**What to produce:** Write out the rows from the line with "Decompose this screenshot" to the line with "data-label-poland: 5 958" again, renaming "bar-poland" to "bar-pl" throughout and changing nothing else.

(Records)
%%

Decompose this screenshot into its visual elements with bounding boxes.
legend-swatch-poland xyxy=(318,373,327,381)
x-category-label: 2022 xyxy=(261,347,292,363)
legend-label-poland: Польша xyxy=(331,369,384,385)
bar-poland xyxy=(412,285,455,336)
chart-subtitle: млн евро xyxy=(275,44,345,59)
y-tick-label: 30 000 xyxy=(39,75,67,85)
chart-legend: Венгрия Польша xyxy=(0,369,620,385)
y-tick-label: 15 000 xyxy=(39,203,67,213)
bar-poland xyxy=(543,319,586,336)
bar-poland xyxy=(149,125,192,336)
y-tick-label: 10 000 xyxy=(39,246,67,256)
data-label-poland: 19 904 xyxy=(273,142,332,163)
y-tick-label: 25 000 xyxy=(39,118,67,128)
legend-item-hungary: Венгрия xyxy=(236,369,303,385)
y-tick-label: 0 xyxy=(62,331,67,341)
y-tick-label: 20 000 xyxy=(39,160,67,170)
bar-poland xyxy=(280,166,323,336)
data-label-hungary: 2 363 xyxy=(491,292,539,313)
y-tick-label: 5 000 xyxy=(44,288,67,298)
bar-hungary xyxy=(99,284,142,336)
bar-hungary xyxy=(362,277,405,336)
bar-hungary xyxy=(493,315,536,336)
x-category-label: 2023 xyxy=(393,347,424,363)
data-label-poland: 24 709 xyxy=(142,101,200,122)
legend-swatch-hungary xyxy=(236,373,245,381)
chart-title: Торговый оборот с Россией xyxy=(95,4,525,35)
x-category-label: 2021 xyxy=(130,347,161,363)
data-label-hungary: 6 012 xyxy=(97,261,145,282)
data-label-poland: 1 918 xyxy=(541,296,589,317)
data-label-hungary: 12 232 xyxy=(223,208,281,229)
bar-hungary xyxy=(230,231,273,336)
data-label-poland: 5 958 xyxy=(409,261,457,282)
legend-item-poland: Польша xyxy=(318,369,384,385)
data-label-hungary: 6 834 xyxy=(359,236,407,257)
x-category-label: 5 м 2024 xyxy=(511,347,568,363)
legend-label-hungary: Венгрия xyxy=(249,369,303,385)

%%
%%

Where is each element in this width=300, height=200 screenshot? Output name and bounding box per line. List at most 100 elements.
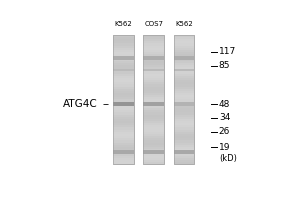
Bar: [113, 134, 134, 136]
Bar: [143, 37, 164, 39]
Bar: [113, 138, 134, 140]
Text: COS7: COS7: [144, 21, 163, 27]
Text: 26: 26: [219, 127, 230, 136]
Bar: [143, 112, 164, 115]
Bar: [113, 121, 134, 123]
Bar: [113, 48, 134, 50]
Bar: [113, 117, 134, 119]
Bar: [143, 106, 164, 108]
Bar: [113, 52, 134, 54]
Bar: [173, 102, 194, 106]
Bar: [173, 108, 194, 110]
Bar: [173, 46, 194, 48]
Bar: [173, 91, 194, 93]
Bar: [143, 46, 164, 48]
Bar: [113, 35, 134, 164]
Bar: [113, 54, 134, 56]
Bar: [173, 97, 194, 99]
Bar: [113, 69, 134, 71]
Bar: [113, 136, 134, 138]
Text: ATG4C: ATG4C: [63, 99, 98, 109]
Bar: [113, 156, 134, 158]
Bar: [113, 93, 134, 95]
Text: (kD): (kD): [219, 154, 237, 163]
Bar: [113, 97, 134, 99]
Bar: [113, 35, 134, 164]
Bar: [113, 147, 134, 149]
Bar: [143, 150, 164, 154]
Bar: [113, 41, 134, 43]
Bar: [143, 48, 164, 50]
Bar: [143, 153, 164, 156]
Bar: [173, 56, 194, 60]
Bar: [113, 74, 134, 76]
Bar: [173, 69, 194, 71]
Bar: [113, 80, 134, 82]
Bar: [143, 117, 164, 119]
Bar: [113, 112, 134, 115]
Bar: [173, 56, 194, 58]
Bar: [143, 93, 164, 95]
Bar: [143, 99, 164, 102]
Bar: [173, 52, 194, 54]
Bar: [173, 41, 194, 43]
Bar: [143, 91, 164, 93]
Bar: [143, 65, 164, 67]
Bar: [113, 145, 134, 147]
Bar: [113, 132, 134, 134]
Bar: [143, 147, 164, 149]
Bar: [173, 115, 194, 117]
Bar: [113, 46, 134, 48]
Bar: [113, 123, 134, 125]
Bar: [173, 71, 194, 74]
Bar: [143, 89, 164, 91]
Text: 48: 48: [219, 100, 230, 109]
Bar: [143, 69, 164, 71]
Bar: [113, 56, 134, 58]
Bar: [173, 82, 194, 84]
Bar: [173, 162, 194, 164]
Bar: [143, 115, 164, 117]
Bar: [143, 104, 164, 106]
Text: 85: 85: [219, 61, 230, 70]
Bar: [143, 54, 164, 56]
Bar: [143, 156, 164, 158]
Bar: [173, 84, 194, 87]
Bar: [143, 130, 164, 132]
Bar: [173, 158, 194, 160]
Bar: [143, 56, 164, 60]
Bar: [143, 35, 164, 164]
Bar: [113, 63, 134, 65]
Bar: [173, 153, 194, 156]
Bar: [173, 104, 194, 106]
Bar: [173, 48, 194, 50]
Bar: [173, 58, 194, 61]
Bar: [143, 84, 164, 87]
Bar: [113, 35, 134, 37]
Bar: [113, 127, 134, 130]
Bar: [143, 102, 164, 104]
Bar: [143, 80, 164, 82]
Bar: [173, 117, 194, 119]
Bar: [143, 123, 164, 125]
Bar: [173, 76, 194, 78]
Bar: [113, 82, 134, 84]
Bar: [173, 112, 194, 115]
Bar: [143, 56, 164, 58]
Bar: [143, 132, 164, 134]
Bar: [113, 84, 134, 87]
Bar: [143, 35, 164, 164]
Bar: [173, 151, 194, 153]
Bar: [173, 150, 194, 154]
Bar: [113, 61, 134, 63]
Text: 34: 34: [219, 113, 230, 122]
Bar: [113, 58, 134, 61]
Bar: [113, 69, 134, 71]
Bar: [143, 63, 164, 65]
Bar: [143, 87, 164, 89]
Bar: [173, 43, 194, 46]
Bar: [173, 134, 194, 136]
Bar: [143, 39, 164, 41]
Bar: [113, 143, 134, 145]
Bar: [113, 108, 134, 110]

%%

**Result of this exercise:**
Decompose this screenshot into its visual elements with bounding boxes.
legend-swatch-poland xyxy=(318,373,327,381)
x-category-label: 2022 xyxy=(261,347,292,363)
legend-label-poland: Польша xyxy=(331,369,384,385)
bar-pl xyxy=(412,285,455,336)
chart-subtitle: млн евро xyxy=(275,44,345,59)
y-tick-label: 30 000 xyxy=(39,75,67,85)
chart-legend: Венгрия Польша xyxy=(0,369,620,385)
y-tick-label: 15 000 xyxy=(39,203,67,213)
bar-pl xyxy=(543,319,586,336)
bar-pl xyxy=(149,125,192,336)
y-tick-label: 10 000 xyxy=(39,246,67,256)
data-label-poland: 19 904 xyxy=(273,142,332,163)
y-tick-label: 25 000 xyxy=(39,118,67,128)
legend-item-hungary: Венгрия xyxy=(236,369,303,385)
y-tick-label: 0 xyxy=(62,331,67,341)
y-tick-label: 20 000 xyxy=(39,160,67,170)
bar-pl xyxy=(280,166,323,336)
data-label-hungary: 2 363 xyxy=(491,292,539,313)
y-tick-label: 5 000 xyxy=(44,288,67,298)
bar-hungary xyxy=(99,284,142,336)
bar-hungary xyxy=(362,277,405,336)
bar-hungary xyxy=(493,315,536,336)
x-category-label: 2023 xyxy=(393,347,424,363)
data-label-poland: 24 709 xyxy=(142,101,200,122)
legend-swatch-hungary xyxy=(236,373,245,381)
chart-title: Торговый оборот с Россией xyxy=(95,4,525,35)
x-category-label: 2021 xyxy=(130,347,161,363)
data-label-hungary: 6 012 xyxy=(97,261,145,282)
data-label-poland: 1 918 xyxy=(541,296,589,317)
data-label-hungary: 12 232 xyxy=(223,208,281,229)
bar-hungary xyxy=(230,231,273,336)
data-label-poland: 5 958 xyxy=(409,261,457,282)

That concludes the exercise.